___ Quoted text
By Eric Smith

Adidas and its subsidiary Reebok International Ltd.—the former parents of The Rockport Group LLC—have filed an objection to the forthcoming bankruptcy sale of Rockport due to outstanding debts stemming from the companies’ own sale of Rockport three years ago.

In this latest development in the ongoing saga of Adidas selling Rockport in August 2015 for $280 million, Adidas and Reebok are trying to recoup unsecured claims of more than $70 million from Rockport.

Rockport’s outstanding liabilities and other obligations total $287 million, with the company owing $58.1 million to Adidas AG, $12.5 million to Reebok, $365,492 to Adidas America and $202,866 to Adidas International Trading B.V., according to Adidas AG’s Chapter 11 petition.

Rockport, which filed for bankruptcy on May 14, last week announced that the company intends to complete the previously announced asset purchase agreement with CB Marathon Opco LLC, an affiliate of Charlesbank Capital Partners LLC, pending approval by the bankruptcy court.

Charlesbank won the right to acquire Rockport in a stalking horse sale. The company plans to acquire substantially all of Rockport’s assets, including the global wholesale, independent and e-commerce operations and all of its Asia and Europe operations and retail stores.

As part of the company’s ongoing Chapter 11 process, Rockport also began the shuttering of the company’s North American retail operations—27 stores in the U.S. and 33 in Canada—which will be completed no later than July 31.

Adidas and Reebok on June 28 filed a formal objection to that sale in the United States Bankruptcy Court for the District of Delaware, stating the following:

“The sale of the Rockport business in 2015 required Adidas to facilitate a post-closing transition of operations in foreign markets to the new owner in exchange for the recovery of a variety of costs and lost benefits. Following that transition, which took over two years to complete, it became clear that Rockport was unwilling to hold up its end of the bargain. Now, having reaped all the benefits of Adidas’ considerable operating expertise in foreign retail markets, the debtors propose to sell the very business that Adidas maintained for them and to leave Adidas and Reebok holding the bag.”
______
### Instructions
1. Transcribe the Rockport bankruptcy article from "By Eric Smith" up to and including "Chapter 11 petition.".
2. According to the Rockport bankruptcy article, how many North American Rockport stores are being closed, and by what date will the closures be completed?
3. Take the Rockport bankruptcy article further, continuing it from the end of the quoted objection.
___ Raw data
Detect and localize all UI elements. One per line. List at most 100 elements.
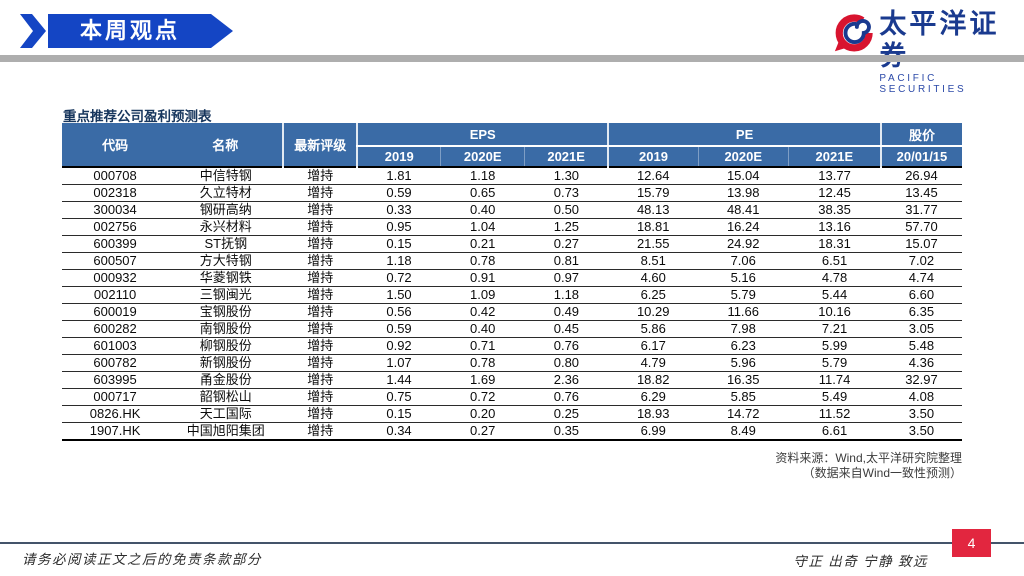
logo-name-cn: 太平洋证券 (879, 9, 1000, 71)
table-cell: 4.74 (880, 269, 962, 287)
table-cell: 0.34 (357, 422, 441, 441)
table-cell: 增持 (283, 405, 358, 423)
table-cell: 增持 (283, 286, 358, 304)
table-cell: 8.49 (698, 422, 789, 441)
table-cell: 1.09 (440, 286, 525, 304)
table-cell: 31.77 (880, 201, 962, 219)
table-cell: 48.13 (608, 201, 699, 219)
table-cell: 中信特钢 (168, 167, 284, 185)
table-row: 000932 华菱钢铁 增持 0.72 0.91 0.97 4.60 5.16 4.78 4.74 (62, 269, 962, 287)
table-row: 600399 ST抚钢 增持 0.15 0.21 0.27 21.55 24.92 18.31 1… (62, 235, 962, 253)
table-row: 002110 三钢闽光 增持 1.50 1.09 1.18 6.25 5.79 5.44 6.60 (62, 286, 962, 304)
table-cell: 6.99 (608, 422, 699, 441)
table-cell: 10.29 (608, 303, 699, 321)
table-cell: 4.60 (608, 269, 699, 287)
table-row: 601003 柳钢股份 增持 0.92 0.71 0.76 6.17 6.23 5.99 5.48 (62, 337, 962, 355)
table-cell: 002318 (62, 184, 169, 202)
table-cell: 21.55 (608, 235, 699, 253)
table-cell: 0.75 (357, 388, 441, 406)
table-cell: 48.41 (698, 201, 789, 219)
table-cell: 钢研高纳 (168, 201, 284, 219)
table-cell: 5.86 (608, 320, 699, 338)
table-cell: 3.50 (880, 422, 962, 441)
table-cell: 甬金股份 (168, 371, 284, 389)
table-cell: 1.69 (440, 371, 525, 389)
table-cell: 7.21 (788, 320, 881, 338)
table-cell: 5.79 (698, 286, 789, 304)
table-cell: 0.33 (357, 201, 441, 219)
table-row: 600019 宝钢股份 增持 0.56 0.42 0.49 10.29 11.66 10.16 6… (62, 303, 962, 321)
table-cell: 002110 (62, 286, 169, 304)
table-cell: 增持 (283, 201, 358, 219)
table-cell: 1.18 (440, 167, 525, 185)
table-cell: 5.79 (788, 354, 881, 372)
table-cell: 13.98 (698, 184, 789, 202)
table-cell: 13.77 (788, 167, 881, 185)
table-row: 000708 中信特钢 增持 1.81 1.18 1.30 12.64 15.04 13.77 2… (62, 167, 962, 185)
table-row: 600507 方大特钢 增持 1.18 0.78 0.81 8.51 7.06 6.51 7.02 (62, 252, 962, 270)
table-cell: 600782 (62, 354, 169, 372)
table-cell: 0.91 (440, 269, 525, 287)
table-cell: 18.31 (788, 235, 881, 253)
table-cell: 600399 (62, 235, 169, 253)
table-cell: 宝钢股份 (168, 303, 284, 321)
table-cell: 24.92 (698, 235, 789, 253)
table-cell: 永兴材料 (168, 218, 284, 236)
table-cell: 5.96 (698, 354, 789, 372)
table-cell: 5.49 (788, 388, 881, 406)
table-cell: 600019 (62, 303, 169, 321)
data-source-note: 资料来源：Wind,太平洋研究院整理 （数据来自Wind一致性预测） (775, 451, 962, 481)
table-cell: 15.04 (698, 167, 789, 185)
table-cell: 增持 (283, 388, 358, 406)
table-cell: 000932 (62, 269, 169, 287)
col-header-price-date: 20/01/15 (879, 146, 962, 167)
col-header-name: 名称 (168, 123, 284, 167)
table-cell: 000717 (62, 388, 169, 406)
forecast-table: 代码 名称 最新评级 EPS PE 股价 2019 2020E 2021E 20… (62, 123, 962, 441)
table-cell: 0.49 (524, 303, 609, 321)
col-header-pe-2020e: 2020E (697, 146, 789, 167)
table-row: 603995 甬金股份 增持 1.44 1.69 2.36 18.82 16.35 11.74 3… (62, 371, 962, 389)
table-cell: 柳钢股份 (168, 337, 284, 355)
table-cell: 11.74 (788, 371, 881, 389)
table-row: 1907.HK 中国旭阳集团 增持 0.34 0.27 0.35 6.99 8.49 6.61 3… (62, 422, 962, 441)
table-row: 000717 韶钢松山 增持 0.75 0.72 0.76 6.29 5.85 5.49 4.08 (62, 388, 962, 406)
table-cell: 3.05 (880, 320, 962, 338)
table-cell: 0.73 (524, 184, 609, 202)
table-cell: 增持 (283, 167, 358, 185)
page-number-badge: 4 (952, 529, 991, 557)
table-cell: 南钢股份 (168, 320, 284, 338)
table-cell: 6.25 (608, 286, 699, 304)
table-cell: 4.78 (788, 269, 881, 287)
table-cell: 1.25 (524, 218, 609, 236)
table-cell: 久立特材 (168, 184, 284, 202)
table-cell: 增持 (283, 354, 358, 372)
table-cell: 0.25 (524, 405, 609, 423)
data-source-line1: 资料来源：Wind,太平洋研究院整理 (775, 451, 962, 465)
col-header-eps-2021e: 2021E (524, 146, 609, 167)
table-row: 600782 新钢股份 增持 1.07 0.78 0.80 4.79 5.96 5.79 4.36 (62, 354, 962, 372)
logo-name-en: PACIFIC SECURITIES (879, 73, 967, 95)
table-cell: 0.72 (357, 269, 441, 287)
table-cell: 0.45 (524, 320, 609, 338)
table-cell: 8.51 (608, 252, 699, 270)
logo-mark-icon (834, 14, 873, 52)
table-body: 000708 中信特钢 增持 1.81 1.18 1.30 12.64 15.04 13.77 2… (62, 167, 962, 441)
table-cell: 1.44 (357, 371, 441, 389)
table-cell: 38.35 (788, 201, 881, 219)
table-cell: 增持 (283, 218, 358, 236)
table-cell: 0.65 (440, 184, 525, 202)
table-cell: 增持 (283, 320, 358, 338)
company-logo: 太平洋证券 PACIFIC SECURITIES (832, 8, 1024, 95)
banner-ribbon-icon (20, 14, 233, 48)
table-cell: 0.59 (357, 184, 441, 202)
col-header-code: 代码 (62, 123, 169, 167)
table-cell: 6.51 (788, 252, 881, 270)
col-group-eps: EPS (356, 123, 609, 147)
table-cell: 0.56 (357, 303, 441, 321)
table-cell: 0.76 (524, 337, 609, 355)
table-cell: 1.81 (357, 167, 441, 185)
table-cell: 增持 (283, 235, 358, 253)
table-cell: 韶钢松山 (168, 388, 284, 406)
______
### Task-by-task outputs
1.
By Eric Smith

Adidas and its subsidiary Reebok International Ltd.—the former parents of The Rockport Group LLC—have filed an objection to the forthcoming bankruptcy sale of Rockport due to outstanding debts stemming from the companies’ own sale of Rockport three years ago.

In this latest development in the ongoing saga of Adidas selling Rockport in August 2015 for $280 million, Adidas and Reebok are trying to recoup unsecured claims of more than $70 million from Rockport.

Rockport’s outstanding liabilities and other obligations total $287 million, with the company owing $58.1 million to Adidas AG, $12.5 million to Reebok, $365,492 to Adidas America and $202,866 to Adidas International Trading B.V., according to Adidas AG’s Chapter 11 petition.

2. Sixty stores are being closed, 27 in the U.S. and 33 in Canada, with the closures completed no later than July 31.

3.
“The Debtors seek to deprive Adidas and Reebok of their due by improperly severing select assets and liabilities from the integrated 2015 sale transaction. The Debtors purport to pluck certain assets from that transaction—specifically, certain indemnity rights and an IP license—and selectively transfer them to the Purchaser without satisfying any of their obligations to Adidas or Reebok. Similarly, the Debtors endeavor to isolate particular liabilities from the pool of claims Adidas and Reebok hold against Rockport and, once those select claims are resolved, to impose on Adidas a non-consensual release of Rockport’s foreign affiliates.”

“None of this should be permitted,” Adidas said in the objection.

The company added that if Rockport wishes to transfer certain benefits to the purchaser—Charlesbank—than the company must also transfer all defaults.

Yet Rockport claims that the debts were accrued during a complex, two-year separation from Adidas. Paul Kosturos, Rockport’s interim CFO who is also a senior director of turnaround firm Alvarez & Marsal, said in May that “over the last three years the debtors have faced economic headwinds and operational challenges that significantly and adversely impacted the operating performance of the debtors’ footwear business.”

Kosturos cited four challenges:

  • A “costly and time-consuming separation” from Adidas. The filing noted that at the time of Adidas’ 2015 sale, Rockport’s operations were “deeply integrated” with Adidas’ global logistics and information technology networks. As a result, a two-year transition period was set up to separate Rockport from Adidas.
  • The closing of three factories by foreign sub-contractors in October 2016 that led to delivery delays.
  • A contract dispute with Expeditors, which operates distribution warehouse facilities in Rancho Cucamonga, CA and Brampton, Canada and supports Rockport’s distribution and warehousing needs.
  • A number of stores acquired in the 2015 transaction “performed below expectations in a competitive retail market.”

In August 2015, Rockport was sold by Adidas for $280 million to Boston-based investment firm Berkshire Partners LLC and New Balance Holding Inc., the investment arm of New Balance. Adidas acquired Rockport in 2005 as a result of the company’s purchase of Reebok for $3.8 billion. Adidas announced it was unloading Rockport, which was founded in 1972 and is known for the company’s comfortable dress and casual shoes for men and women, in January 2015.

As a result of the acquisition, New Balance affiliate Drydock Footwear LLC, which is home to the Cobb Hill, Aravon and Dunham brands, merged with The Rockport Company to form a new standalone entity.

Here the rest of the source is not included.